* [Supplied material]
——

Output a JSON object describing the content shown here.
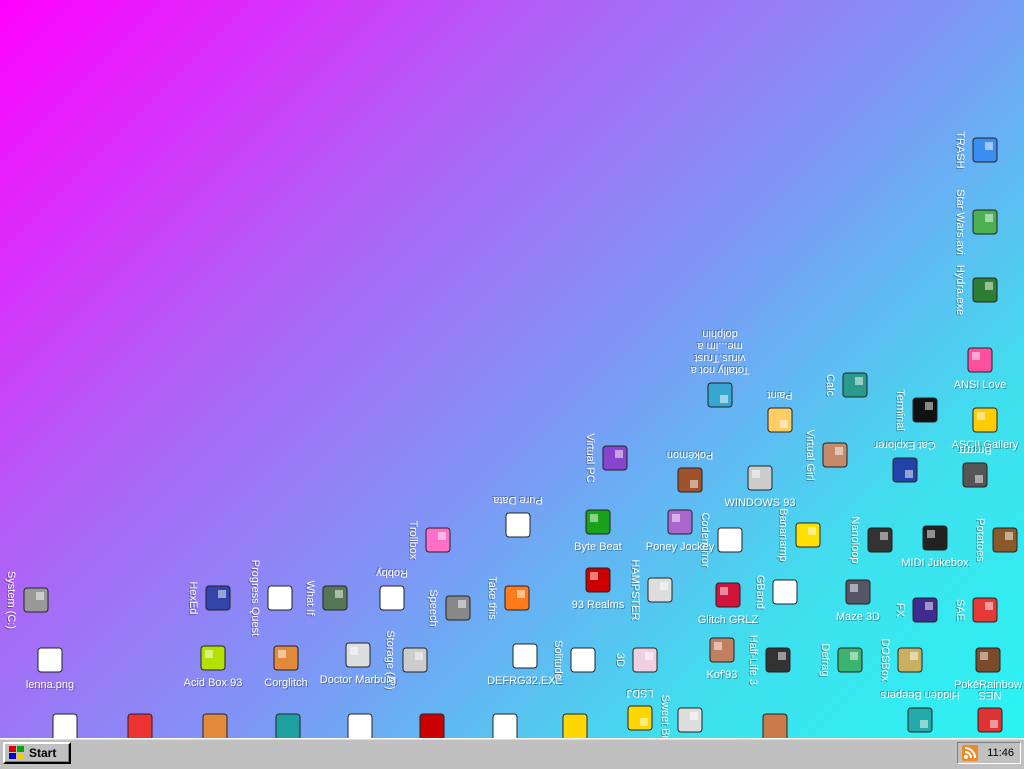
{
  "desktop_icons": [
    {
      "label": "TRASH",
      "icon": "trash-icon"
    },
    {
      "label": "Star Wars.avi",
      "icon": "yoda-icon"
    },
    {
      "label": "Hydra.exe",
      "icon": "hydra-icon"
    },
    {
      "label": "ANSI Love",
      "icon": "ansi-love-icon"
    },
    {
      "label": "Calc",
      "icon": "calculator-icon"
    },
    {
      "label": "Terminal",
      "icon": "terminal-icon"
    },
    {
      "label": "ASCII Gallery",
      "icon": "ascii-gallery-icon"
    },
    {
      "label": "Cat Explorer",
      "icon": "cat-explorer-icon"
    },
    {
      "label": "Paint",
      "icon": "paint-palette-icon"
    },
    {
      "label": "Virtual Girl",
      "icon": "virtual-girl-icon"
    },
    {
      "label": "Totally not a virus.Trust me...im a dolphin",
      "icon": "dolphin-icon"
    },
    {
      "label": "Virtual PC",
      "icon": "virtual-pc-icon"
    },
    {
      "label": "Pokémon",
      "icon": "pokemon-icon"
    },
    {
      "label": "WINDOWS 93",
      "icon": "windows93-icon"
    },
    {
      "label": "Brrrrrrr",
      "icon": "brrrr-icon"
    },
    {
      "label": "Potatoes",
      "icon": "potato-icon"
    },
    {
      "label": "MIDI Jukebox",
      "icon": "midi-jukebox-icon"
    },
    {
      "label": "Nanoloop",
      "icon": "nanoloop-icon"
    },
    {
      "label": "Bananamp",
      "icon": "banana-icon"
    },
    {
      "label": "Codemirror",
      "icon": "codemirror-icon"
    },
    {
      "label": "Poney Jockey",
      "icon": "pony-icon"
    },
    {
      "label": "Byte Beat",
      "icon": "byte-beat-icon"
    },
    {
      "label": "Pure Data",
      "icon": "pure-data-icon"
    },
    {
      "label": "Trollbox",
      "icon": "trollbox-icon"
    },
    {
      "label": "SAE",
      "icon": "sae-ball-icon"
    },
    {
      "label": "FX",
      "icon": "atom-icon"
    },
    {
      "label": "Maze 3D",
      "icon": "maze-icon"
    },
    {
      "label": "Glitch GRLZ",
      "icon": "lips-icon"
    },
    {
      "label": "GBand",
      "icon": "gband-icon"
    },
    {
      "label": "HAMPSTER",
      "icon": "hampster-icon"
    },
    {
      "label": "93 Realms",
      "icon": "realms-icon"
    },
    {
      "label": "Take this",
      "icon": "take-this-icon"
    },
    {
      "label": "Speech",
      "icon": "speech-icon"
    },
    {
      "label": "Robby",
      "icon": "robby-icon"
    },
    {
      "label": "What If",
      "icon": "what-if-icon"
    },
    {
      "label": "Progress Quest",
      "icon": "progress-quest-icon"
    },
    {
      "label": "HexEd",
      "icon": "hexed-icon"
    },
    {
      "label": "System (C:)",
      "icon": "system-drive-icon"
    },
    {
      "label": "lenna.png",
      "icon": "lenna-file-icon"
    },
    {
      "label": "Acid Box 93",
      "icon": "smiley-icon"
    },
    {
      "label": "Corglitch",
      "icon": "corgi-icon"
    },
    {
      "label": "Doctor Marburg",
      "icon": "doctor-icon"
    },
    {
      "label": "Storage (A:)",
      "icon": "floppy-drive-icon"
    },
    {
      "label": "DEFRG32.EXE",
      "icon": "defrag-exe-icon"
    },
    {
      "label": "Solitude",
      "icon": "solitude-icon"
    },
    {
      "label": "3D",
      "icon": "3d-icon"
    },
    {
      "label": "Kof'93",
      "icon": "kof-icon"
    },
    {
      "label": "Half-Life 3",
      "icon": "half-life-icon"
    },
    {
      "label": "Defrag",
      "icon": "defrag-icon"
    },
    {
      "label": "DOSBox",
      "icon": "dosbox-icon"
    },
    {
      "label": "PokéRainbow",
      "icon": "pokerainbow-icon"
    },
    {
      "label": "Hidden Beepers",
      "icon": "beepers-icon"
    },
    {
      "label": "NES",
      "icon": "nes-icon"
    },
    {
      "label": "Sweet Brb",
      "icon": "sweet-icon"
    },
    {
      "label": "LSDJ",
      "icon": "lsdj-icon"
    }
  ],
  "bottom_row_icons": [
    "document-icon",
    "book-icon",
    "pizza-icon",
    "cube-icon",
    "letter-icon",
    "console-icon",
    "notepad-icon",
    "question-icon",
    "guy-icon"
  ],
  "taskbar": {
    "start_label": "Start",
    "clock": "11:46"
  },
  "colors": {
    "gradient_start": "#ff00ff",
    "gradient_mid": "#7f96f6",
    "gradient_end": "#2bf3f3",
    "taskbar": "#c0c0c0"
  }
}
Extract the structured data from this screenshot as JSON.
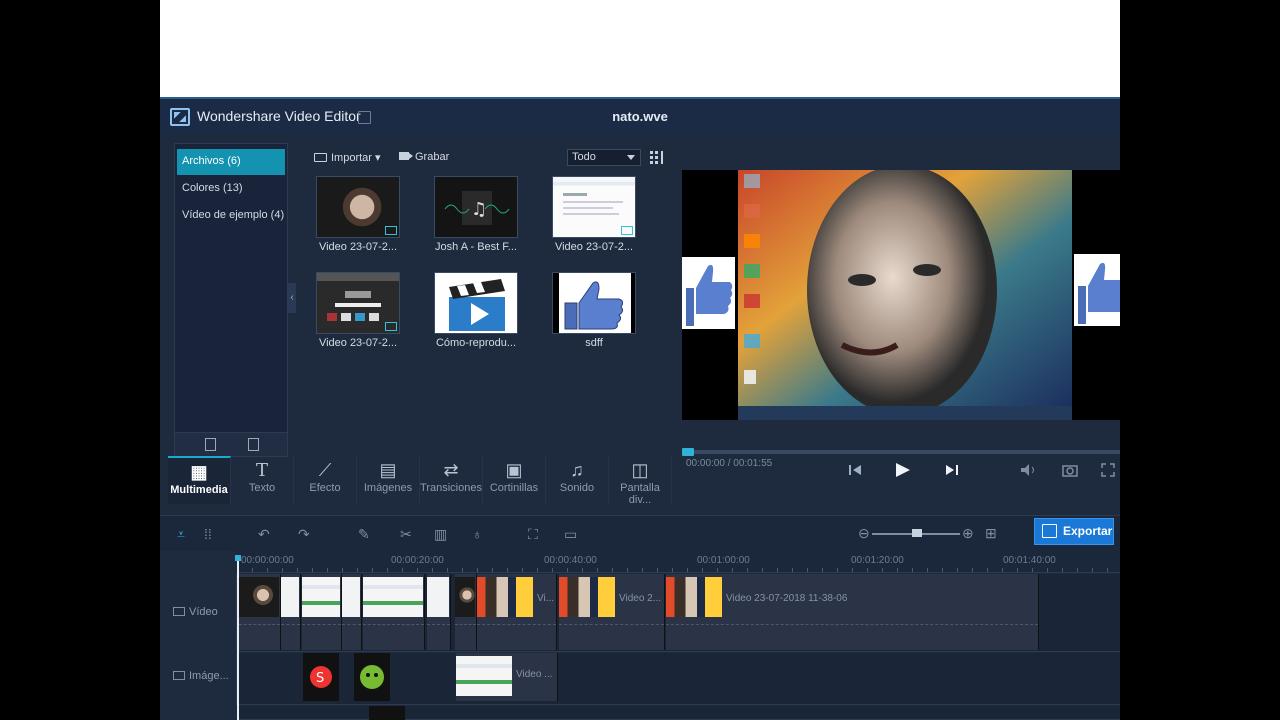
{
  "window": {
    "app_title": "Wondershare Video Editor",
    "document_title": "nato.wve"
  },
  "categories": [
    {
      "label": "Archivos (6)",
      "active": true
    },
    {
      "label": "Colores (13)",
      "active": false
    },
    {
      "label": "Vídeo de ejemplo (4)",
      "active": false
    }
  ],
  "library_toolbar": {
    "import_label": "Importar",
    "record_label": "Grabar",
    "filter_value": "Todo"
  },
  "media_items": [
    {
      "label": "Video 23-07-2...",
      "kind": "face"
    },
    {
      "label": "Josh A - Best F...",
      "kind": "music"
    },
    {
      "label": "Video 23-07-2...",
      "kind": "screen"
    },
    {
      "label": "Video 23-07-2...",
      "kind": "google"
    },
    {
      "label": "Cómo-reprodu...",
      "kind": "clapper"
    },
    {
      "label": "sdff",
      "kind": "thumbs-up"
    }
  ],
  "tabs": [
    {
      "label": "Multimedia",
      "icon": "film-music-icon",
      "active": true
    },
    {
      "label": "Texto",
      "icon": "text-icon",
      "active": false
    },
    {
      "label": "Efecto",
      "icon": "magic-wand-icon",
      "active": false
    },
    {
      "label": "Imágenes",
      "icon": "filmstrip-icon",
      "active": false
    },
    {
      "label": "Transiciones",
      "icon": "transition-icon",
      "active": false
    },
    {
      "label": "Cortinillas",
      "icon": "clapper-icon",
      "active": false
    },
    {
      "label": "Sonido",
      "icon": "headphones-icon",
      "active": false
    },
    {
      "label": "Pantalla div...",
      "icon": "split-screen-icon",
      "active": false
    }
  ],
  "player": {
    "timecode": "00:00:00 / 00:01:55"
  },
  "timeline": {
    "export_label": "Exportar",
    "ruler_labels": [
      "00:00:00:00",
      "00:00:20:00",
      "00:00:40:00",
      "00:01:00:00",
      "00:01:20:00",
      "00:01:40:00"
    ],
    "tracks": [
      {
        "label": "Vídeo",
        "icon": "video-track-icon"
      },
      {
        "label": "Imáge...",
        "icon": "image-track-icon"
      }
    ],
    "video_clip_labels": [
      "Vi...",
      "Video 2...",
      "Video 23-07-2018 11-38-06"
    ],
    "image_clip_label": "Video ..."
  },
  "colors": {
    "accent": "#1493b0",
    "export": "#1a78d6",
    "background": "#1e2a3d"
  }
}
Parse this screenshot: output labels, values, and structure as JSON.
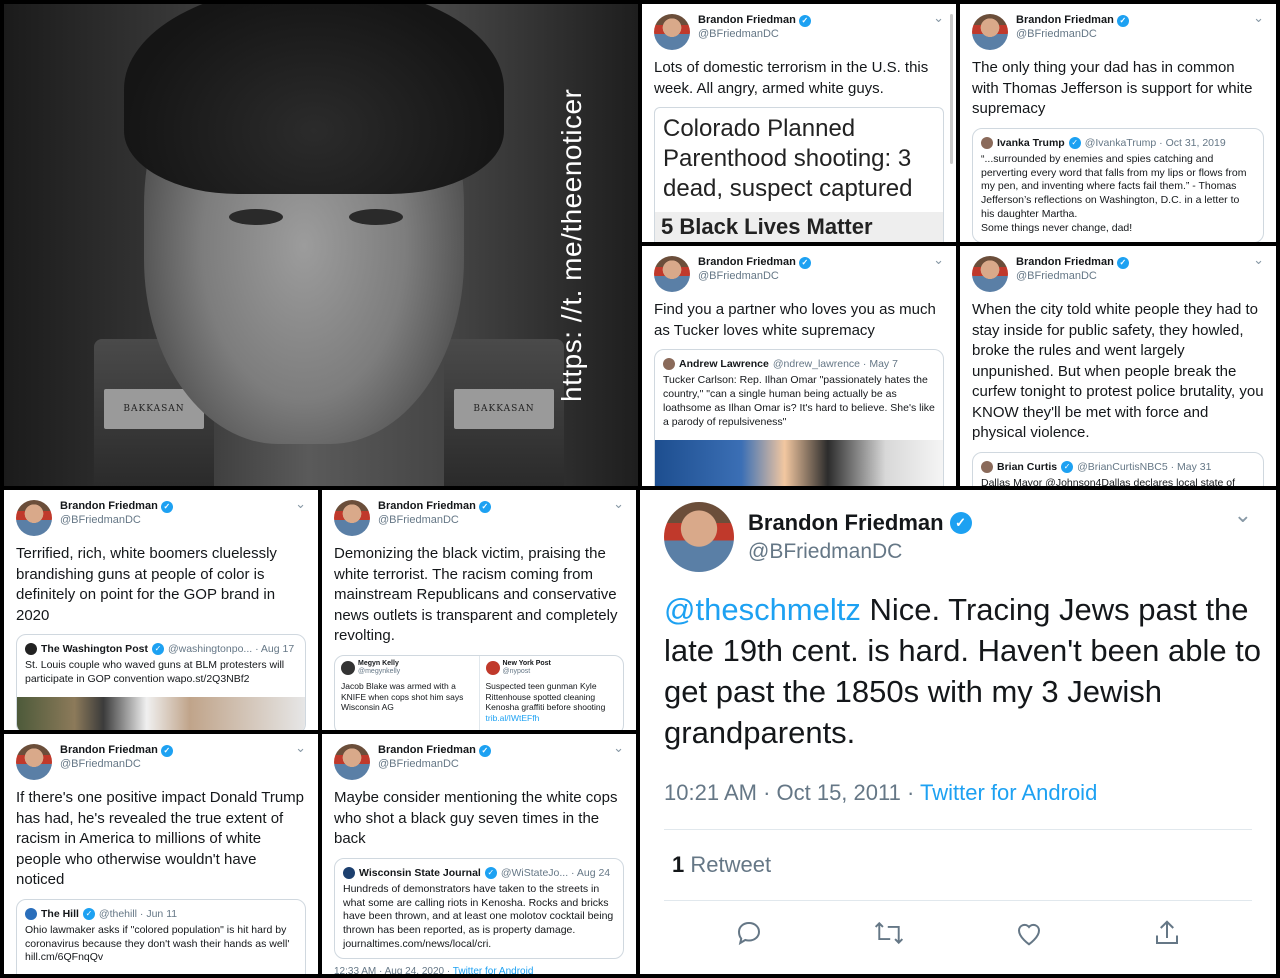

——

* [Activity]
In the copy, include no pictures; everything else in the material should be written out exactly.

* [Task output]
Output a JSON object describing the content shown here.
{
  "desktop_icons": [
    {
      "label": "TRASH",
      "icon": "trash-icon"
    },
    {
      "label": "Star Wars.avi",
      "icon": "yoda-icon"
    },
    {
      "label": "Hydra.exe",
      "icon": "hydra-icon"
    },
    {
      "label": "ANSI Love",
      "icon": "ansi-love-icon"
    },
    {
      "label": "Calc",
      "icon": "calculator-icon"
    },
    {
      "label": "Terminal",
      "icon": "terminal-icon"
    },
    {
      "label": "ASCII Gallery",
      "icon": "ascii-gallery-icon"
    },
    {
      "label": "Cat Explorer",
      "icon": "cat-explorer-icon"
    },
    {
      "label": "Paint",
      "icon": "paint-palette-icon"
    },
    {
      "label": "Virtual Girl",
      "icon": "virtual-girl-icon"
    },
    {
      "label": "Totally not a virus.Trust me...im a dolphin",
      "icon": "dolphin-icon"
    },
    {
      "label": "Virtual PC",
      "icon": "virtual-pc-icon"
    },
    {
      "label": "Pokémon",
      "icon": "pokemon-icon"
    },
    {
      "label": "WINDOWS 93",
      "icon": "windows93-icon"
    },
    {
      "label": "Brrrrrrr",
      "icon": "brrrr-icon"
    },
    {
      "label": "Potatoes",
      "icon": "potato-icon"
    },
    {
      "label": "MIDI Jukebox",
      "icon": "midi-jukebox-icon"
    },
    {
      "label": "Nanoloop",
      "icon": "nanoloop-icon"
    },
    {
      "label": "Bananamp",
      "icon": "banana-icon"
    },
    {
      "label": "Codemirror",
      "icon": "codemirror-icon"
    },
    {
      "label": "Poney Jockey",
      "icon": "pony-icon"
    },
    {
      "label": "Byte Beat",
      "icon": "byte-beat-icon"
    },
    {
      "label": "Pure Data",
      "icon": "pure-data-icon"
    },
    {
      "label": "Trollbox",
      "icon": "trollbox-icon"
    },
    {
      "label": "SAE",
      "icon": "sae-ball-icon"
    },
    {
      "label": "FX",
      "icon": "atom-icon"
    },
    {
      "label": "Maze 3D",
      "icon": "maze-icon"
    },
    {
      "label": "Glitch GRLZ",
      "icon": "lips-icon"
    },
    {
      "label": "GBand",
      "icon": "gband-icon"
    },
    {
      "label": "HAMPSTER",
      "icon": "hampster-icon"
    },
    {
      "label": "93 Realms",
      "icon": "realms-icon"
    },
    {
      "label": "Take this",
      "icon": "take-this-icon"
    },
    {
      "label": "Speech",
      "icon": "speech-icon"
    },
    {
      "label": "Robby",
      "icon": "robby-icon"
    },
    {
      "label": "What If",
      "icon": "what-if-icon"
    },
    {
      "label": "Progress Quest",
      "icon": "progress-quest-icon"
    },
    {
      "label": "HexEd",
      "icon": "hexed-icon"
    },
    {
      "label": "System (C:)",
      "icon": "system-drive-icon"
    },
    {
      "label": "lenna.png",
      "icon": "lenna-file-icon"
    },
    {
      "label": "Acid Box 93",
      "icon": "smiley-icon"
    },
    {
      "label": "Corglitch",
      "icon": "corgi-icon"
    },
    {
      "label": "Doctor Marburg",
      "icon": "doctor-icon"
    },
    {
      "label": "Storage (A:)",
      "icon": "floppy-drive-icon"
    },
    {
      "label": "DEFRG32.EXE",
      "icon": "defrag-exe-icon"
    },
    {
      "label": "Solitude",
      "icon": "solitude-icon"
    },
    {
      "label": "3D",
      "icon": "3d-icon"
    },
    {
      "label": "Kof'93",
      "icon": "kof-icon"
    },
    {
      "label": "Half-Life 3",
      "icon": "half-life-icon"
    },
    {
      "label": "Defrag",
      "icon": "defrag-icon"
    },
    {
      "label": "DOSBox",
      "icon": "dosbox-icon"
    },
    {
      "label": "PokéRainbow",
      "icon": "pokerainbow-icon"
    },
    {
      "label": "Hidden Beepers",
      "icon": "beepers-icon"
    },
    {
      "label": "NES",
      "icon": "nes-icon"
    },
    {
      "label": "Sweet Brb",
      "icon": "sweet-icon"
    },
    {
      "label": "LSDJ",
      "icon": "lsdj-icon"
    }
  ],
  "bottom_row_icons": [
    "document-icon",
    "book-icon",
    "pizza-icon",
    "cube-icon",
    "letter-icon",
    "console-icon",
    "notepad-icon",
    "question-icon",
    "guy-icon"
  ],
  "taskbar": {
    "start_label": "Start",
    "clock": "11:46"
  },
  "colors": {
    "gradient_start": "#ff00ff",
    "gradient_mid": "#7f96f6",
    "gradient_end": "#2bf3f3",
    "taskbar": "#c0c0c0"
  }
}
Extract the structured data from this screenshot as JSON.
{
  "window": {
    "app_title": "Wondershare Video Editor",
    "document_title": "nato.wve"
  },
  "categories": [
    {
      "label": "Archivos (6)",
      "active": true
    },
    {
      "label": "Colores (13)",
      "active": false
    },
    {
      "label": "Vídeo de ejemplo (4)",
      "active": false
    }
  ],
  "library_toolbar": {
    "import_label": "Importar",
    "record_label": "Grabar",
    "filter_value": "Todo"
  },
  "media_items": [
    {
      "label": "Video 23-07-2...",
      "kind": "face"
    },
    {
      "label": "Josh A - Best F...",
      "kind": "music"
    },
    {
      "label": "Video 23-07-2...",
      "kind": "screen"
    },
    {
      "label": "Video 23-07-2...",
      "kind": "google"
    },
    {
      "label": "Cómo-reprodu...",
      "kind": "clapper"
    },
    {
      "label": "sdff",
      "kind": "thumbs-up"
    }
  ],
  "tabs": [
    {
      "label": "Multimedia",
      "icon": "film-music-icon",
      "active": true
    },
    {
      "label": "Texto",
      "icon": "text-icon",
      "active": false
    },
    {
      "label": "Efecto",
      "icon": "magic-wand-icon",
      "active": false
    },
    {
      "label": "Imágenes",
      "icon": "filmstrip-icon",
      "active": false
    },
    {
      "label": "Transiciones",
      "icon": "transition-icon",
      "active": false
    },
    {
      "label": "Cortinillas",
      "icon": "clapper-icon",
      "active": false
    },
    {
      "label": "Sonido",
      "icon": "headphones-icon",
      "active": false
    },
    {
      "label": "Pantalla div...",
      "icon": "split-screen-icon",
      "active": false
    }
  ],
  "player": {
    "timecode": "00:00:00 / 00:01:55"
  },
  "timeline": {
    "export_label": "Exportar",
    "ruler_labels": [
      "00:00:00:00",
      "00:00:20:00",
      "00:00:40:00",
      "00:01:00:00",
      "00:01:20:00",
      "00:01:40:00"
    ],
    "tracks": [
      {
        "label": "Vídeo",
        "icon": "video-track-icon"
      },
      {
        "label": "Imáge...",
        "icon": "image-track-icon"
      }
    ],
    "video_clip_labels": [
      "Vi...",
      "Video 2...",
      "Video 23-07-2018 11-38-06"
    ],
    "image_clip_label": "Video ..."
  },
  "colors": {
    "accent": "#1493b0",
    "export": "#1a78d6",
    "background": "#1e2a3d"
  }
}
Parse this screenshot: output labels, values, and structure as JSON.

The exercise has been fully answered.